EXERCISE
Your task is to copy the material exactly.

━━━━━ RAW RECORDS

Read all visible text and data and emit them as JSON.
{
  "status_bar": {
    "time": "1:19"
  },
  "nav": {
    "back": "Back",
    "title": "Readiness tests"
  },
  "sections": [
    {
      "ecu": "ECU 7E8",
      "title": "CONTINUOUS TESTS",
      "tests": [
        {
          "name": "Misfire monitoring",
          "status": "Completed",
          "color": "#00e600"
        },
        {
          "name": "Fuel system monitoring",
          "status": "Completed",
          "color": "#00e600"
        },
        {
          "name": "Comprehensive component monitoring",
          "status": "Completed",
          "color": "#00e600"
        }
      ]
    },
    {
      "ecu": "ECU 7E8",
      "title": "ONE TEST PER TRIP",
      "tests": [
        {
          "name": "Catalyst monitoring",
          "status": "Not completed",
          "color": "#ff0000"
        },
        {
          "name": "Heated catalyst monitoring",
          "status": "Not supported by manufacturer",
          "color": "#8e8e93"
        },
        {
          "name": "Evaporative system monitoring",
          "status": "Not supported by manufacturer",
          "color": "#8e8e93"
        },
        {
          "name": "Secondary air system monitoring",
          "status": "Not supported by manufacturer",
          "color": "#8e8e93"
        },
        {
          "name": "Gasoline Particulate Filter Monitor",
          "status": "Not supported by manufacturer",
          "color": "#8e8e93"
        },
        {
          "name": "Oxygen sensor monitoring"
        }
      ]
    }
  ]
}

━━━━━━━━━━

RESULT BELOW
Read all visible text and data and emit them as JSON.
{
  "status_bar": {
    "time": "1:19"
  },
  "nav": {
    "back": "Back",
    "title": "Readiness tests"
  },
  "sections": [
    {
      "ecu": "ECU 7E8",
      "title": "CONTINUOUS TESTS",
      "tests": [
        {
          "name": "Misfire monitoring",
          "status": "Completed",
          "color": "#00e600"
        },
        {
          "name": "Fuel system monitoring",
          "status": "Completed",
          "color": "#00e600"
        },
        {
          "name": "Comprehensive component monitoring",
          "status": "Completed",
          "color": "#00e600"
        }
      ]
    },
    {
      "ecu": "ECU 7E8",
      "title": "ONE TEST PER TRIP",
      "tests": [
        {
          "name": "Catalyst monitoring",
          "status": "Not completed",
          "color": "#ff0000"
        },
        {
          "name": "Heated catalyst monitoring",
          "status": "Not supported by manufacturer",
          "color": "#8e8e93"
        },
        {
          "name": "Evaporative system monitoring",
          "status": "Not supported by manufacturer",
          "color": "#8e8e93"
        },
        {
          "name": "Secondary air system monitoring",
          "status": "Not supported by manufacturer",
          "color": "#8e8e93"
        },
        {
          "name": "Gasoline Particulate Filter Monitor",
          "status": "Not supported by manufacturer",
          "color": "#8e8e93"
        },
        {
          "name": "Oxygen sensor monitoring"
        }
      ]
    }
  ]
}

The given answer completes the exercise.